### Prompt
Retype everything in the listing, leaving each line exactly as it is.

### Data for this task

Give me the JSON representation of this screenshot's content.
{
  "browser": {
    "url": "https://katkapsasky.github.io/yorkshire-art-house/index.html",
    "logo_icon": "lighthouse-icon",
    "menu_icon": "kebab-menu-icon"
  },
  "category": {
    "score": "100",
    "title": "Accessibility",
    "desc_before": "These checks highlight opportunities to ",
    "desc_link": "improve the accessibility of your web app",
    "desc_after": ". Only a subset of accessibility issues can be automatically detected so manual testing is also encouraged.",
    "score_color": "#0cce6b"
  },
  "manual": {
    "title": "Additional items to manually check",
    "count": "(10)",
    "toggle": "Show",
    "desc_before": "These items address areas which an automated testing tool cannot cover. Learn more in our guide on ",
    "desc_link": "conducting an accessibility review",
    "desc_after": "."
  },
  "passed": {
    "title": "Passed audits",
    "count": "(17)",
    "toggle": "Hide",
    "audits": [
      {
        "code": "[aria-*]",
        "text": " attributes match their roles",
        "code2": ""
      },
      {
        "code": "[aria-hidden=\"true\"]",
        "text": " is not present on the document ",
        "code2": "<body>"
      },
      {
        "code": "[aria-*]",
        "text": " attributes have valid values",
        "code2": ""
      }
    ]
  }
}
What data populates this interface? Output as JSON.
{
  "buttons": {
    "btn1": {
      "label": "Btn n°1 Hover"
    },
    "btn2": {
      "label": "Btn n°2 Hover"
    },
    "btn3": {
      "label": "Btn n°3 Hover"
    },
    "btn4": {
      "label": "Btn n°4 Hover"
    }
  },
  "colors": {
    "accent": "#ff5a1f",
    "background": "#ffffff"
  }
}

### Full answer
Give me the JSON representation of this screenshot's content.
{
  "browser": {
    "url": "https://katkapsasky.github.io/yorkshire-art-house/index.html",
    "logo_icon": "lighthouse-icon",
    "menu_icon": "kebab-menu-icon"
  },
  "category": {
    "score": "100",
    "title": "Accessibility",
    "desc_before": "These checks highlight opportunities to ",
    "desc_link": "improve the accessibility of your web app",
    "desc_after": ". Only a subset of accessibility issues can be automatically detected so manual testing is also encouraged.",
    "score_color": "#0cce6b"
  },
  "manual": {
    "title": "Additional items to manually check",
    "count": "(10)",
    "toggle": "Show",
    "desc_before": "These items address areas which an automated testing tool cannot cover. Learn more in our guide on ",
    "desc_link": "conducting an accessibility review",
    "desc_after": "."
  },
  "passed": {
    "title": "Passed audits",
    "count": "(17)",
    "toggle": "Hide",
    "audits": [
      {
        "code": "[aria-*]",
        "text": " attributes match their roles",
        "code2": ""
      },
      {
        "code": "[aria-hidden=\"true\"]",
        "text": " is not present on the document ",
        "code2": "<body>"
      },
      {
        "code": "[aria-*]",
        "text": " attributes have valid values",
        "code2": ""
      }
    ]
  }
}
What data populates this interface? Output as JSON.
{
  "buttons": {
    "btn1": {
      "label": "Btn n°1 Hover"
    },
    "btn2": {
      "label": "Btn n°2 Hover"
    },
    "btn3": {
      "label": "Btn n°3 Hover"
    },
    "btn4": {
      "label": "Btn n°4 Hover"
    }
  },
  "colors": {
    "accent": "#ff5a1f",
    "background": "#ffffff"
  }
}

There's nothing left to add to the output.